=== Description of the task ===
Exactly reproduce the lines that follow.

Stored data:
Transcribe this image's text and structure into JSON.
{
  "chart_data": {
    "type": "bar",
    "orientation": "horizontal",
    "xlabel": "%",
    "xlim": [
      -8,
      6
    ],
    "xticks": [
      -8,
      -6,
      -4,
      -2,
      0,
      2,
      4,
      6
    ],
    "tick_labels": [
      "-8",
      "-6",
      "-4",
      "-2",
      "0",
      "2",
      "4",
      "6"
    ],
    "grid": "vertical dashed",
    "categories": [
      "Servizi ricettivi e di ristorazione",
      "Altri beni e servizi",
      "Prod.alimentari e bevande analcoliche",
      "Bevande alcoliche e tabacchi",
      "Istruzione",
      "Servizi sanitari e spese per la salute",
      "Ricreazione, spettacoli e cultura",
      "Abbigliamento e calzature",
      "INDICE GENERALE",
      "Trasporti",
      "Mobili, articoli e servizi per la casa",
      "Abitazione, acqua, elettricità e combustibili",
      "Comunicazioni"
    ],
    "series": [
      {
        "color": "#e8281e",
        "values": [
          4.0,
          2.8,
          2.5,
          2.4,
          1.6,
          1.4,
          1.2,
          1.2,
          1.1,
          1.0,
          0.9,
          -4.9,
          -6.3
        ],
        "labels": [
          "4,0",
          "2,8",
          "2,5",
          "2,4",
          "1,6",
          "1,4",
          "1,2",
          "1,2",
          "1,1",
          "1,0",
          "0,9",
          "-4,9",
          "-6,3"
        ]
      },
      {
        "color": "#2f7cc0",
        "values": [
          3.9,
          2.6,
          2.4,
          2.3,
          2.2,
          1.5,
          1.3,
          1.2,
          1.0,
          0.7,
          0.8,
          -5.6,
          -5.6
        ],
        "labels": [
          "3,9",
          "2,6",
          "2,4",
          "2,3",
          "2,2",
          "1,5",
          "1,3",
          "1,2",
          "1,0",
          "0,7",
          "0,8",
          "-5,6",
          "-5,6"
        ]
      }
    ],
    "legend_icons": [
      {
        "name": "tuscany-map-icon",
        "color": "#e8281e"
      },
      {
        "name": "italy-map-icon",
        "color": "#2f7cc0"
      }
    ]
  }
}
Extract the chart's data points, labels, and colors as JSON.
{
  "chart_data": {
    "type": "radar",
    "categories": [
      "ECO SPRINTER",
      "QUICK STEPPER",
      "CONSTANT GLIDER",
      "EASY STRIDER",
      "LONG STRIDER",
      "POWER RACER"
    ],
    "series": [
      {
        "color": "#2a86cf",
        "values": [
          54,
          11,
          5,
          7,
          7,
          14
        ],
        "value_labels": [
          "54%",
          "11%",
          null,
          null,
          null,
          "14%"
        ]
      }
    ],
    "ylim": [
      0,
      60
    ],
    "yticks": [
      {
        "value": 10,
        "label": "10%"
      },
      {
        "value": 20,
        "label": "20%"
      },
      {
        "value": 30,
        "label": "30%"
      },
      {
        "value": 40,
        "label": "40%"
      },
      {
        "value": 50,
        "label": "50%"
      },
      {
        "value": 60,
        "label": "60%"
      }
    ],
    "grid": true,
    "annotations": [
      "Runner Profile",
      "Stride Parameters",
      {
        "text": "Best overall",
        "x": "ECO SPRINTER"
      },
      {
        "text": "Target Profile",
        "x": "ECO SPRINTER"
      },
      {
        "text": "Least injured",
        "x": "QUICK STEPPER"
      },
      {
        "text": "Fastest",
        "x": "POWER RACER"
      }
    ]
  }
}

=== Result ===
Transcribe this image's text and structure into JSON.
{
  "chart_data": {
    "type": "bar",
    "orientation": "horizontal",
    "xlabel": "%",
    "xlim": [
      -8,
      6
    ],
    "xticks": [
      -8,
      -6,
      -4,
      -2,
      0,
      2,
      4,
      6
    ],
    "tick_labels": [
      "-8",
      "-6",
      "-4",
      "-2",
      "0",
      "2",
      "4",
      "6"
    ],
    "grid": "vertical dashed",
    "categories": [
      "Servizi ricettivi e di ristorazione",
      "Altri beni e servizi",
      "Prod.alimentari e bevande analcoliche",
      "Bevande alcoliche e tabacchi",
      "Istruzione",
      "Servizi sanitari e spese per la salute",
      "Ricreazione, spettacoli e cultura",
      "Abbigliamento e calzature",
      "INDICE GENERALE",
      "Trasporti",
      "Mobili, articoli e servizi per la casa",
      "Abitazione, acqua, elettricità e combustibili",
      "Comunicazioni"
    ],
    "series": [
      {
        "color": "#e8281e",
        "values": [
          4.0,
          2.8,
          2.5,
          2.4,
          1.6,
          1.4,
          1.2,
          1.2,
          1.1,
          1.0,
          0.9,
          -4.9,
          -6.3
        ],
        "labels": [
          "4,0",
          "2,8",
          "2,5",
          "2,4",
          "1,6",
          "1,4",
          "1,2",
          "1,2",
          "1,1",
          "1,0",
          "0,9",
          "-4,9",
          "-6,3"
        ]
      },
      {
        "color": "#2f7cc0",
        "values": [
          3.9,
          2.6,
          2.4,
          2.3,
          2.2,
          1.5,
          1.3,
          1.2,
          1.0,
          0.7,
          0.8,
          -5.6,
          -5.6
        ],
        "labels": [
          "3,9",
          "2,6",
          "2,4",
          "2,3",
          "2,2",
          "1,5",
          "1,3",
          "1,2",
          "1,0",
          "0,7",
          "0,8",
          "-5,6",
          "-5,6"
        ]
      }
    ],
    "legend_icons": [
      {
        "name": "tuscany-map-icon",
        "color": "#e8281e"
      },
      {
        "name": "italy-map-icon",
        "color": "#2f7cc0"
      }
    ]
  }
}
Extract the chart's data points, labels, and colors as JSON.
{
  "chart_data": {
    "type": "radar",
    "categories": [
      "ECO SPRINTER",
      "QUICK STEPPER",
      "CONSTANT GLIDER",
      "EASY STRIDER",
      "LONG STRIDER",
      "POWER RACER"
    ],
    "series": [
      {
        "color": "#2a86cf",
        "values": [
          54,
          11,
          5,
          7,
          7,
          14
        ],
        "value_labels": [
          "54%",
          "11%",
          null,
          null,
          null,
          "14%"
        ]
      }
    ],
    "ylim": [
      0,
      60
    ],
    "yticks": [
      {
        "value": 10,
        "label": "10%"
      },
      {
        "value": 20,
        "label": "20%"
      },
      {
        "value": 30,
        "label": "30%"
      },
      {
        "value": 40,
        "label": "40%"
      },
      {
        "value": 50,
        "label": "50%"
      },
      {
        "value": 60,
        "label": "60%"
      }
    ],
    "grid": true,
    "annotations": [
      "Runner Profile",
      "Stride Parameters",
      {
        "text": "Best overall",
        "x": "ECO SPRINTER"
      },
      {
        "text": "Target Profile",
        "x": "ECO SPRINTER"
      },
      {
        "text": "Least injured",
        "x": "QUICK STEPPER"
      },
      {
        "text": "Fastest",
        "x": "POWER RACER"
      }
    ]
  }
}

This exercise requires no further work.